EXCERPTED RECORDS
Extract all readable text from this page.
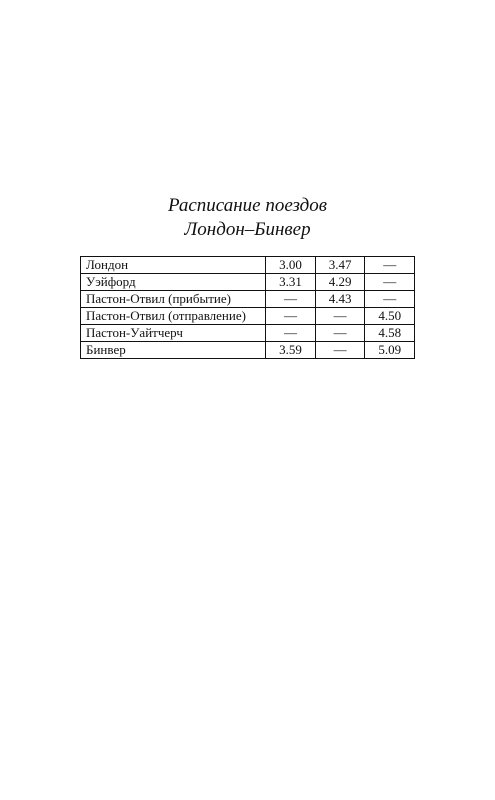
Расписание поездов
Лондон–Бинвер
Лондон	3.00	3.47	—
Уэйфорд	3.31	4.29	—
Пастон-Отвил (прибытие)	—	4.43	—
Пастон-Отвил (отправление)	—	—	4.50
Пастон-Уайтчерч	—	—	4.58
Бинвер	3.59	—	5.09
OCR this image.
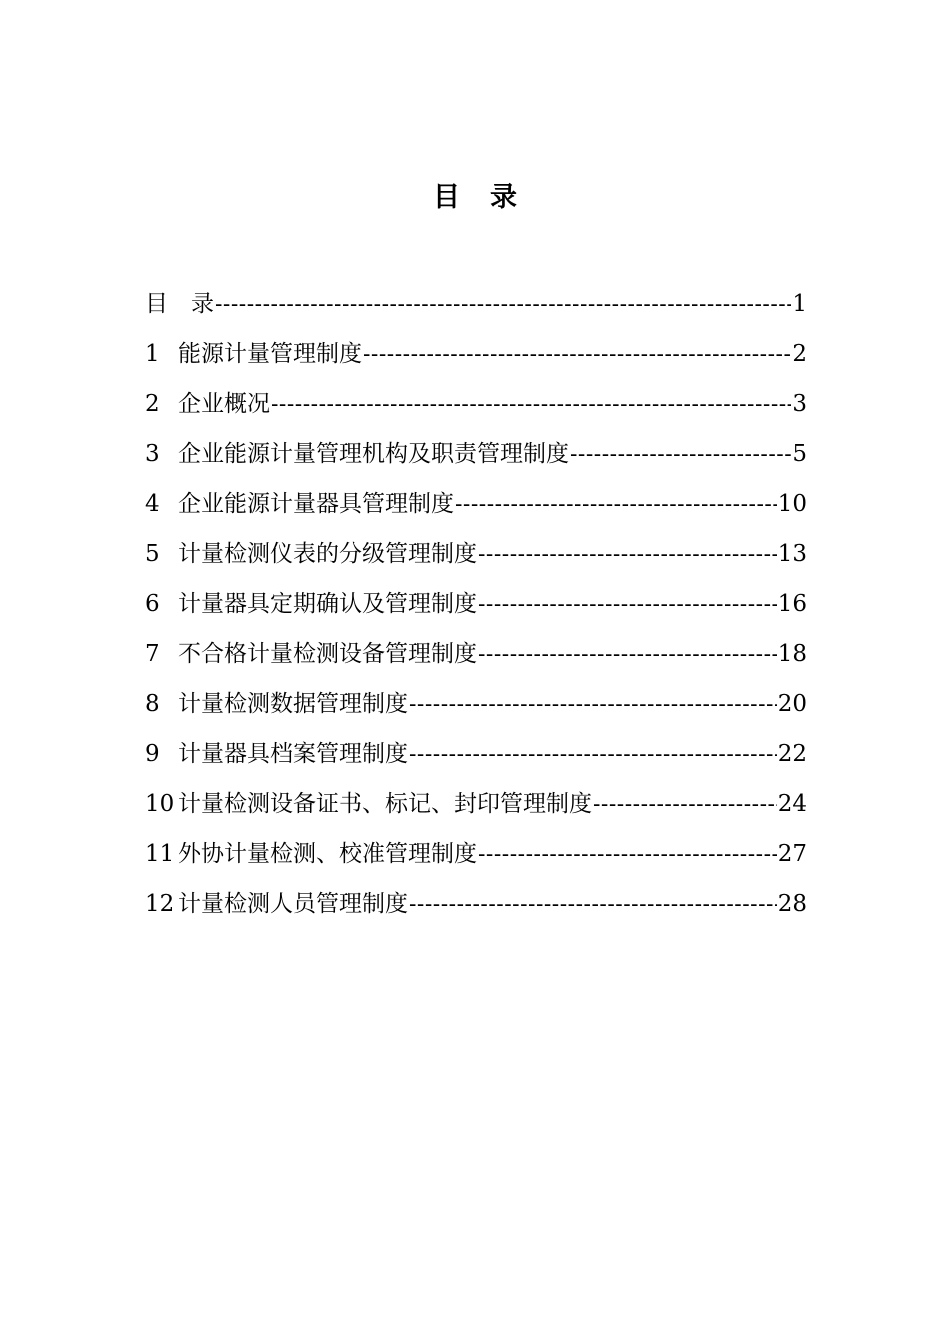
目 录
目　录 -----	1
1 能源计量管理制度 -----	2
2 企业概况 -----	3
3 企业能源计量管理机构及职责管理制度 -----	5
4 企业能源计量器具管理制度 -----	10
5 计量检测仪表的分级管理制度 -----	13
6 计量器具定期确认及管理制度 -----	16
7 不合格计量检测设备管理制度 -----	18
8 计量检测数据管理制度 -----	20
9 计量器具档案管理制度 -----	22
10 计量检测设备证书、标记、封印管理制度 -----	24
11 外协计量检测、校准管理制度 -----	27
12 计量检测人员管理制度 -----	28
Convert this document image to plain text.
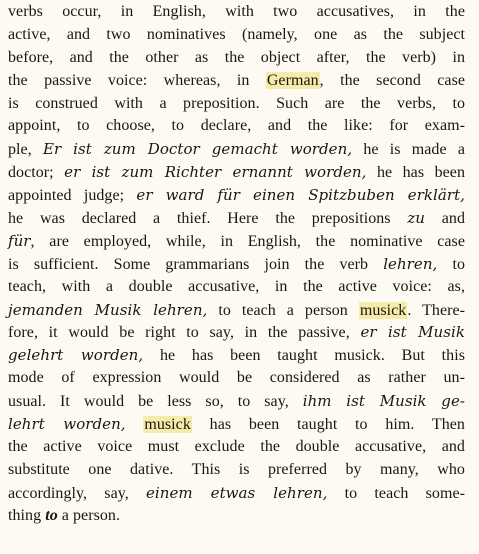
verbs occur, in English, with two accusatives, in the
active, and two nominatives (namely, one as the subject
before, and the other as the object after, the verb) in
the passive voice: whereas, in German, the second case
is construed with a preposition. Such are the verbs, to
appoint, to choose, to declare, and the like: for exam-
ple, Er ist zum Doctor gemacht worden, he is made a
doctor; er ist zum Richter ernannt worden, he has been
appointed judge; er ward für einen Spitzbuben erklärt,
he was declared a thief. Here the prepositions zu and
für, are employed, while, in English, the nominative case
is sufficient. Some grammarians join the verb lehren, to
teach, with a double accusative, in the active voice: as,
jemanden Musik lehren, to teach a person musick. There-
fore, it would be right to say, in the passive, er ist Musik
gelehrt worden, he has been taught musick. But this
mode of expression would be considered as rather un-
usual. It would be less so, to say, ihm ist Musik ge-
lehrt worden, musick has been taught to him. Then
the active voice must exclude the double accusative, and
substitute one dative. This is preferred by many, who
accordingly, say, einem etwas lehren, to teach some-
thing to a person.
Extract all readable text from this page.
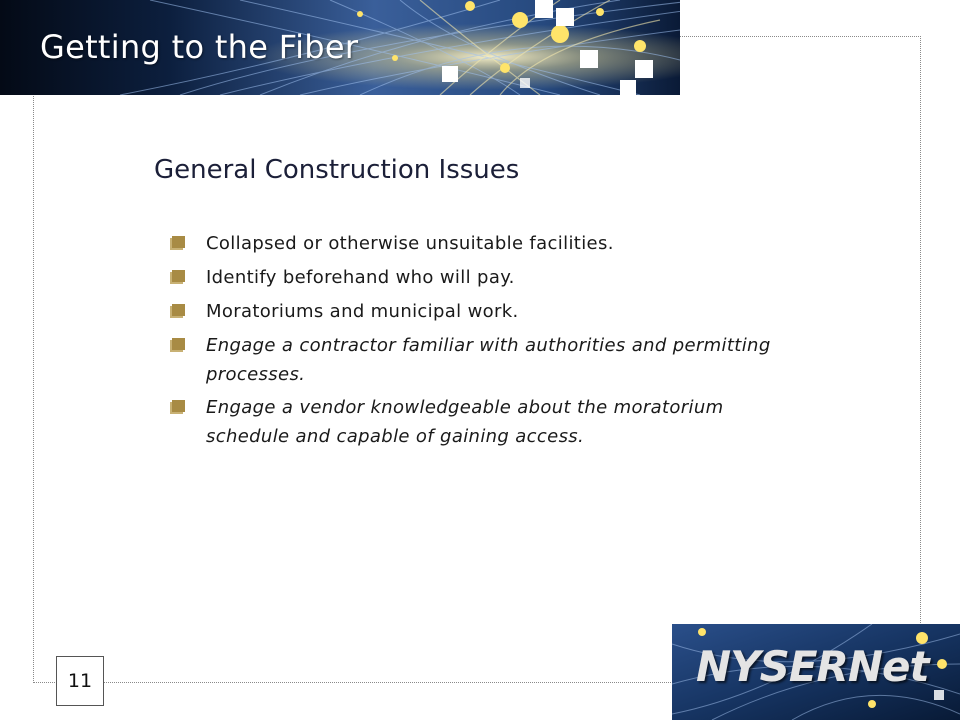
Getting to the Fiber
General Construction Issues
Collapsed or otherwise unsuitable facilities.
Identify beforehand who will pay.
Moratoriums and municipal work.
Engage a contractor familiar with authorities and permitting processes.
Engage a vendor knowledgeable about the moratorium schedule and capable of gaining access.
11	NYSERNet
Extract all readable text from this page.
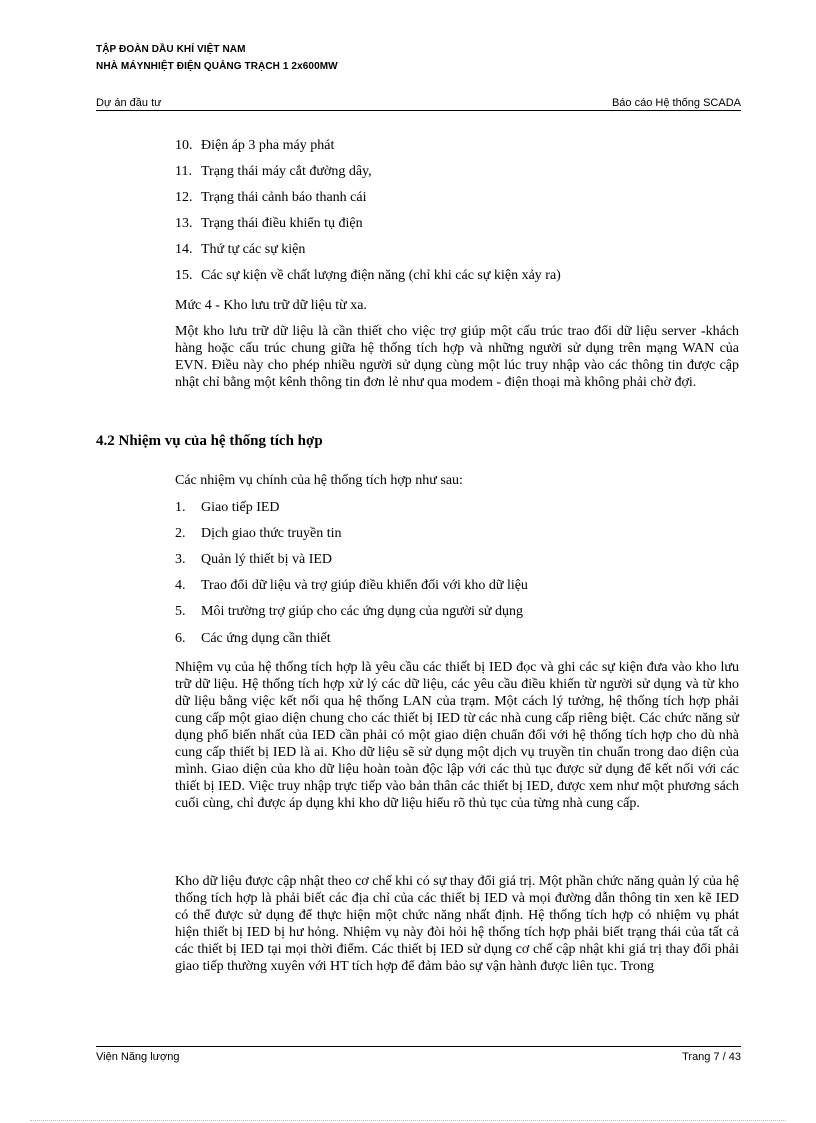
TẬP ĐOÀN DẦU KHÍ VIỆT NAM
NHÀ MÁYNHIỆT ĐIỆN QUẢNG TRẠCH 1 2x600MW
Dự án đầu tư	Báo cáo Hệ thống SCADA
10. Điện áp 3 pha máy phát
11. Trạng thái máy cắt đường dây,
12. Trạng thái cảnh báo thanh cái
13. Trạng thái điều khiển tụ điện
14. Thứ tự các sự kiện
15. Các sự kiện về chất lượng điện năng (chỉ khi các sự kiện xảy ra)
Mức 4 - Kho lưu trữ dữ liệu từ xa.
Một kho lưu trữ dữ liệu là cần thiết cho việc trợ giúp một cấu trúc trao đổi dữ liệu server -khách hàng hoặc cấu trúc chung giữa hệ thống tích hợp và những người sử dụng trên mạng WAN của EVN. Điều này cho phép nhiều người sử dụng cùng một lúc truy nhập vào các thông tin được cập nhật chỉ bằng một kênh thông tin đơn lẻ như qua modem - điện thoại mà không phải chờ đợi.
4.2 Nhiệm vụ của hệ thống tích hợp
Các nhiệm vụ chính của hệ thống tích hợp như sau:
1. Giao tiếp IED
2. Dịch giao thức truyền tin
3. Quản lý thiết bị và IED
4. Trao đổi dữ liệu và trợ giúp điều khiển đối với kho dữ liệu
5. Môi trường trợ giúp cho các ứng dụng của người sử dụng
6. Các ứng dụng cần thiết
Nhiệm vụ của hệ thống tích hợp là yêu cầu các thiết bị IED đọc và ghi các sự kiện đưa vào kho lưu trữ dữ liệu. Hệ thống tích hợp xử lý các dữ liệu, các yêu cầu điều khiển từ người sử dụng và từ kho dữ liệu bằng việc kết nối qua hệ thống LAN của trạm. Một cách lý tưởng, hệ thống tích hợp phải cung cấp một giao diện chung cho các thiết bị IED từ các nhà cung cấp riêng biệt. Các chức năng sử dụng phổ biến nhất của IED cần phải có một giao diện chuẩn đối với hệ thống tích hợp cho dù nhà cung cấp thiết bị IED là ai. Kho dữ liệu sẽ sử dụng một dịch vụ truyền tin chuẩn trong dao diện của mình. Giao diện của kho dữ liệu hoàn toàn độc lập với các thủ tục được sử dụng để kết nối với các thiết bị IED. Việc truy nhập trực tiếp vào bản thân các thiết bị IED, được xem như một phương sách cuối cùng, chỉ được áp dụng khi kho dữ liệu hiểu rõ thủ tục của từng nhà cung cấp.
Kho dữ liệu được cập nhật theo cơ chế khi có sự thay đổi giá trị. Một phần chức năng quản lý của hệ thống tích hợp là phải biết các địa chỉ của các thiết bị IED và mọi đường dẫn thông tin xen kẽ IED có thể được sử dụng để thực hiện một chức năng nhất định. Hệ thống tích hợp có nhiệm vụ phát hiện thiết bị IED bị hư hỏng. Nhiệm vụ này đòi hỏi hệ thống tích hợp phải biết trạng thái của tất cả các thiết bị IED tại mọi thời điểm. Các thiết bị IED sử dụng cơ chế cập nhật khi giá trị thay đổi phải giao tiếp thường xuyên với HT tích hợp để đảm bảo sự vận hành được liên tục. Trong
Viện Năng lượng	Trang 7 / 43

WHAT IS REQUIRED
Are you able to set down all the lines above exactly, without any pictures?

RIGHT ANSWER
Extract all readable text from this page.
Расписание поездов
Лондон–Бинвер
Лондон	3.00	3.47	—
Уэйфорд	3.31	4.29	—
Пастон-Отвил (прибытие)	—	4.43	—
Пастон-Отвил (отправление)	—	—	4.50
Пастон-Уайтчерч	—	—	4.58
Бинвер	3.59	—	5.09
OCR this image.
目 录
目　录 -----	1
1 能源计量管理制度 -----	2
2 企业概况 -----	3
3 企业能源计量管理机构及职责管理制度 -----	5
4 企业能源计量器具管理制度 -----	10
5 计量检测仪表的分级管理制度 -----	13
6 计量器具定期确认及管理制度 -----	16
7 不合格计量检测设备管理制度 -----	18
8 计量检测数据管理制度 -----	20
9 计量器具档案管理制度 -----	22
10 计量检测设备证书、标记、封印管理制度 -----	24
11 外协计量检测、校准管理制度 -----	27
12 计量检测人员管理制度 -----	28
Convert this document image to plain text.
verbs occur, in English, with two accusatives, in the
active, and two nominatives (namely, one as the subject
before, and the other as the object after, the verb) in
the passive voice: whereas, in German, the second case
is construed with a preposition. Such are the verbs, to
appoint, to choose, to declare, and the like: for exam-
ple, Er ist zum Doctor gemacht worden, he is made a
doctor; er ist zum Richter ernannt worden, he has been
appointed judge; er ward für einen Spitzbuben erklärt,
he was declared a thief. Here the prepositions zu and
für, are employed, while, in English, the nominative case
is sufficient. Some grammarians join the verb lehren, to
teach, with a double accusative, in the active voice: as,
jemanden Musik lehren, to teach a person musick. There-
fore, it would be right to say, in the passive, er ist Musik
gelehrt worden, he has been taught musick. But this
mode of expression would be considered as rather un-
usual. It would be less so, to say, ihm ist Musik ge-
lehrt worden, musick has been taught to him. Then
the active voice must exclude the double accusative, and
substitute one dative. This is preferred by many, who
accordingly, say, einem etwas lehren, to teach some-
thing to a person.
Extract all readable text from this page.
Getting to the Fiber
General Construction Issues
Collapsed or otherwise unsuitable facilities.
Identify beforehand who will pay.
Moratoriums and municipal work.
Engage a contractor familiar with authorities and permitting processes.
Engage a vendor knowledgeable about the moratorium schedule and capable of gaining access.
11	NYSERNet
Extract all readable text from this page.
TẬP ĐOÀN DẦU KHÍ VIỆT NAM
NHÀ MÁYNHIỆT ĐIỆN QUẢNG TRẠCH 1 2x600MW
Dự án đầu tư	Báo cáo Hệ thống SCADA
10. Điện áp 3 pha máy phát
11. Trạng thái máy cắt đường dây,
12. Trạng thái cảnh báo thanh cái
13. Trạng thái điều khiển tụ điện
14. Thứ tự các sự kiện
15. Các sự kiện về chất lượng điện năng (chỉ khi các sự kiện xảy ra)
Mức 4 - Kho lưu trữ dữ liệu từ xa.
Một kho lưu trữ dữ liệu là cần thiết cho việc trợ giúp một cấu trúc trao đổi dữ liệu server -khách hàng hoặc cấu trúc chung giữa hệ thống tích hợp và những người sử dụng trên mạng WAN của EVN. Điều này cho phép nhiều người sử dụng cùng một lúc truy nhập vào các thông tin được cập nhật chỉ bằng một kênh thông tin đơn lẻ như qua modem - điện thoại mà không phải chờ đợi.
4.2 Nhiệm vụ của hệ thống tích hợp
Các nhiệm vụ chính của hệ thống tích hợp như sau:
1. Giao tiếp IED
2. Dịch giao thức truyền tin
3. Quản lý thiết bị và IED
4. Trao đổi dữ liệu và trợ giúp điều khiển đối với kho dữ liệu
5. Môi trường trợ giúp cho các ứng dụng của người sử dụng
6. Các ứng dụng cần thiết
Nhiệm vụ của hệ thống tích hợp là yêu cầu các thiết bị IED đọc và ghi các sự kiện đưa vào kho lưu trữ dữ liệu. Hệ thống tích hợp xử lý các dữ liệu, các yêu cầu điều khiển từ người sử dụng và từ kho dữ liệu bằng việc kết nối qua hệ thống LAN của trạm. Một cách lý tưởng, hệ thống tích hợp phải cung cấp một giao diện chung cho các thiết bị IED từ các nhà cung cấp riêng biệt. Các chức năng sử dụng phổ biến nhất của IED cần phải có một giao diện chuẩn đối với hệ thống tích hợp cho dù nhà cung cấp thiết bị IED là ai. Kho dữ liệu sẽ sử dụng một dịch vụ truyền tin chuẩn trong dao diện của mình. Giao diện của kho dữ liệu hoàn toàn độc lập với các thủ tục được sử dụng để kết nối với các thiết bị IED. Việc truy nhập trực tiếp vào bản thân các thiết bị IED, được xem như một phương sách cuối cùng, chỉ được áp dụng khi kho dữ liệu hiểu rõ thủ tục của từng nhà cung cấp.
Kho dữ liệu được cập nhật theo cơ chế khi có sự thay đổi giá trị. Một phần chức năng quản lý của hệ thống tích hợp là phải biết các địa chỉ của các thiết bị IED và mọi đường dẫn thông tin xen kẽ IED có thể được sử dụng để thực hiện một chức năng nhất định. Hệ thống tích hợp có nhiệm vụ phát hiện thiết bị IED bị hư hỏng. Nhiệm vụ này đòi hỏi hệ thống tích hợp phải biết trạng thái của tất cả các thiết bị IED tại mọi thời điểm. Các thiết bị IED sử dụng cơ chế cập nhật khi giá trị thay đổi phải giao tiếp thường xuyên với HT tích hợp để đảm bảo sự vận hành được liên tục. Trong
Viện Năng lượng	Trang 7 / 43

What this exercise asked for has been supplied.